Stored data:
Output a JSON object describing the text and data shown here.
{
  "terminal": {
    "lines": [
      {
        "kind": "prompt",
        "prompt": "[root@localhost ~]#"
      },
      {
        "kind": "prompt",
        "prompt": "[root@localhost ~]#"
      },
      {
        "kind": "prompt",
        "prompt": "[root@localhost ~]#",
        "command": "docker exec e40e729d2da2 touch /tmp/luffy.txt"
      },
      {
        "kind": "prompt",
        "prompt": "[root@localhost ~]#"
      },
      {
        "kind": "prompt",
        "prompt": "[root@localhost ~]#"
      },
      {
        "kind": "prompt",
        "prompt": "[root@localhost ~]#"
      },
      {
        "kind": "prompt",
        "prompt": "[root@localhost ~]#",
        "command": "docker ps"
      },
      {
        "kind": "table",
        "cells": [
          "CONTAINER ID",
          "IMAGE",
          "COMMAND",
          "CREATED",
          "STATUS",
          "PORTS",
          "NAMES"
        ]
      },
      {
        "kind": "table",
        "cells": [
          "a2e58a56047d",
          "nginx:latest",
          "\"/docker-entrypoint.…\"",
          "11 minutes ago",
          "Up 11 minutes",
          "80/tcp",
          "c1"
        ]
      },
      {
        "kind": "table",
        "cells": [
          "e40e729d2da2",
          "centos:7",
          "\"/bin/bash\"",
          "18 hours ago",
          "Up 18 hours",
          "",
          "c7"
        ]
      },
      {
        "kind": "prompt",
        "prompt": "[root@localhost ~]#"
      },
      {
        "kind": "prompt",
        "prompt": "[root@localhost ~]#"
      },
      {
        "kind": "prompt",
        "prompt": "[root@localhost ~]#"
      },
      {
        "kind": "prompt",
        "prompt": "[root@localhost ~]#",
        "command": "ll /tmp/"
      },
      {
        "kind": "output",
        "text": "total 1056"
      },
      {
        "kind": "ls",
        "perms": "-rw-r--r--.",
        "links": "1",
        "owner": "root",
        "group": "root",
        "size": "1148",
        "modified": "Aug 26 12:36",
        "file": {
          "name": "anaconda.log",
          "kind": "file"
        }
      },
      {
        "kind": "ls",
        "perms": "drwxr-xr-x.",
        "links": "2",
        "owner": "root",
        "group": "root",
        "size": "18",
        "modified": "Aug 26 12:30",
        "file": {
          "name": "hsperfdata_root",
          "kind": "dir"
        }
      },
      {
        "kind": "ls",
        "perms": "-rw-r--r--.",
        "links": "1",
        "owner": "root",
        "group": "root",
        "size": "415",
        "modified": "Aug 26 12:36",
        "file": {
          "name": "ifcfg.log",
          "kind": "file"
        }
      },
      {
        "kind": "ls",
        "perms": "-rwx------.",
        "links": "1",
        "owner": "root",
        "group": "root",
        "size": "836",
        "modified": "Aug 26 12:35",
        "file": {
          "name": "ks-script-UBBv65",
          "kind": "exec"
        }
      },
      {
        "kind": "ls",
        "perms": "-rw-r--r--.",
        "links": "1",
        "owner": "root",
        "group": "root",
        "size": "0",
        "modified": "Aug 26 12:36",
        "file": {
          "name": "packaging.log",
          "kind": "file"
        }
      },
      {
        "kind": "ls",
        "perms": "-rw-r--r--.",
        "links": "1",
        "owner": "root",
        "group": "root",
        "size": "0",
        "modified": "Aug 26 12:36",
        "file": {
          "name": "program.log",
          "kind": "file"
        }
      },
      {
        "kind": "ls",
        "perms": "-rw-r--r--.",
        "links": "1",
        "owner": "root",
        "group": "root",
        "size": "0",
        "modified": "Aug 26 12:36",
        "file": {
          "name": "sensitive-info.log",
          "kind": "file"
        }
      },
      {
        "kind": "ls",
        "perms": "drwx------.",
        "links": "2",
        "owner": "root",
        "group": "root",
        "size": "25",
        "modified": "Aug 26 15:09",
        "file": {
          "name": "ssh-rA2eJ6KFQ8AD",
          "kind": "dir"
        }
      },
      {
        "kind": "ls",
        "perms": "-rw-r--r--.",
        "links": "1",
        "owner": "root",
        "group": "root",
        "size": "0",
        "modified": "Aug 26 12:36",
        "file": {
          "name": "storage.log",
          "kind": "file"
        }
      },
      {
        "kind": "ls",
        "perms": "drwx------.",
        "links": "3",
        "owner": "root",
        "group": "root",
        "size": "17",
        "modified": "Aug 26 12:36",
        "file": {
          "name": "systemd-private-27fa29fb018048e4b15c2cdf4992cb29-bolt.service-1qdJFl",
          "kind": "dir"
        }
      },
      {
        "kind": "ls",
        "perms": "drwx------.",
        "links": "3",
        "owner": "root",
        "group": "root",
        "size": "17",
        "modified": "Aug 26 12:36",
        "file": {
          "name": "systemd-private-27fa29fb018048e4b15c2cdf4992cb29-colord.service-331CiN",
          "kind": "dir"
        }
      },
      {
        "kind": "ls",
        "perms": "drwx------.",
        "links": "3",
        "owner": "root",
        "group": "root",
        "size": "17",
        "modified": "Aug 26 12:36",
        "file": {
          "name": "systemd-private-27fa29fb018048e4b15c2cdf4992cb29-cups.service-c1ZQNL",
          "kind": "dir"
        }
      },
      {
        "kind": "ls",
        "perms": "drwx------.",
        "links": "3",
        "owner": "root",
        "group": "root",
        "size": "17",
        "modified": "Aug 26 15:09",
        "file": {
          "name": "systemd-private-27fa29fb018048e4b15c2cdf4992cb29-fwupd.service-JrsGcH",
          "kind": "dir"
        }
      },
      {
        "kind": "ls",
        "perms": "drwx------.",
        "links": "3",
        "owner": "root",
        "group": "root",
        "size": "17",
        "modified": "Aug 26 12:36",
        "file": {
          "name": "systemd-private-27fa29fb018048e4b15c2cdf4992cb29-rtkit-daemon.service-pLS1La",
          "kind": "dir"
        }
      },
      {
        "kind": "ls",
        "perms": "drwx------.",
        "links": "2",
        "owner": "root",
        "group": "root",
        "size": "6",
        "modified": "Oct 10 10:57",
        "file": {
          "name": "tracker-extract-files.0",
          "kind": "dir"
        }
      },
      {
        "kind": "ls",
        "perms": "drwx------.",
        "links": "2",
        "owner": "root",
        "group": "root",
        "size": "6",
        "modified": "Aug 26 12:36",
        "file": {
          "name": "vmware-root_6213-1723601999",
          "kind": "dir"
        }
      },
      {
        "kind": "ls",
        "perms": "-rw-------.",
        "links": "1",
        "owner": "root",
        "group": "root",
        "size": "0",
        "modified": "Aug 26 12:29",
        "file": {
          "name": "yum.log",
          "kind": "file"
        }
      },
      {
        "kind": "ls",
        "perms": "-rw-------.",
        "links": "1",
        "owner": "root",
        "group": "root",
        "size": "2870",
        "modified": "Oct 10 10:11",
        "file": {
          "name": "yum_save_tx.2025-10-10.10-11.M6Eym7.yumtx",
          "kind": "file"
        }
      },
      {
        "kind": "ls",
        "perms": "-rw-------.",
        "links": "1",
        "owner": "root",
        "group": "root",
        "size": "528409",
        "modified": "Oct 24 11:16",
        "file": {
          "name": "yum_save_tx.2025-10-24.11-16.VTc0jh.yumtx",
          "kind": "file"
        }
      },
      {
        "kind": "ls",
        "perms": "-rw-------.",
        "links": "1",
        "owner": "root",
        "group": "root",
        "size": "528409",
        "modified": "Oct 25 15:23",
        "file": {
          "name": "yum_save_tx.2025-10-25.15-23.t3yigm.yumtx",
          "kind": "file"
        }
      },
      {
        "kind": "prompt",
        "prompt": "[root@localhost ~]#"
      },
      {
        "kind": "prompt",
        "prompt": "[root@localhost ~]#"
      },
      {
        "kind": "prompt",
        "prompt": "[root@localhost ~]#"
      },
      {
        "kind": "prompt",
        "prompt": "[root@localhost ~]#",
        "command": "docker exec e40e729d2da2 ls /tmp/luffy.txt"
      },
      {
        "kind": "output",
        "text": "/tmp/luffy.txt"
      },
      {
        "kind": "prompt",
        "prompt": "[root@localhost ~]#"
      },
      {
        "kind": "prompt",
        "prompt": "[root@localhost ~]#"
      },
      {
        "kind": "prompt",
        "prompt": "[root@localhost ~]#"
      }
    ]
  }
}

> PROBLEM STATEMENT
Find the lines that include the string "docker", then copy each of them.

> WRITTEN SOLUTION
        "command": "docker exec e40e729d2da2 touch /tmp/luffy.txt"
        "command": "docker ps"
          "\"/docker-entrypoint.…\"",
        "command": "docker exec e40e729d2da2 ls /tmp/luffy.txt"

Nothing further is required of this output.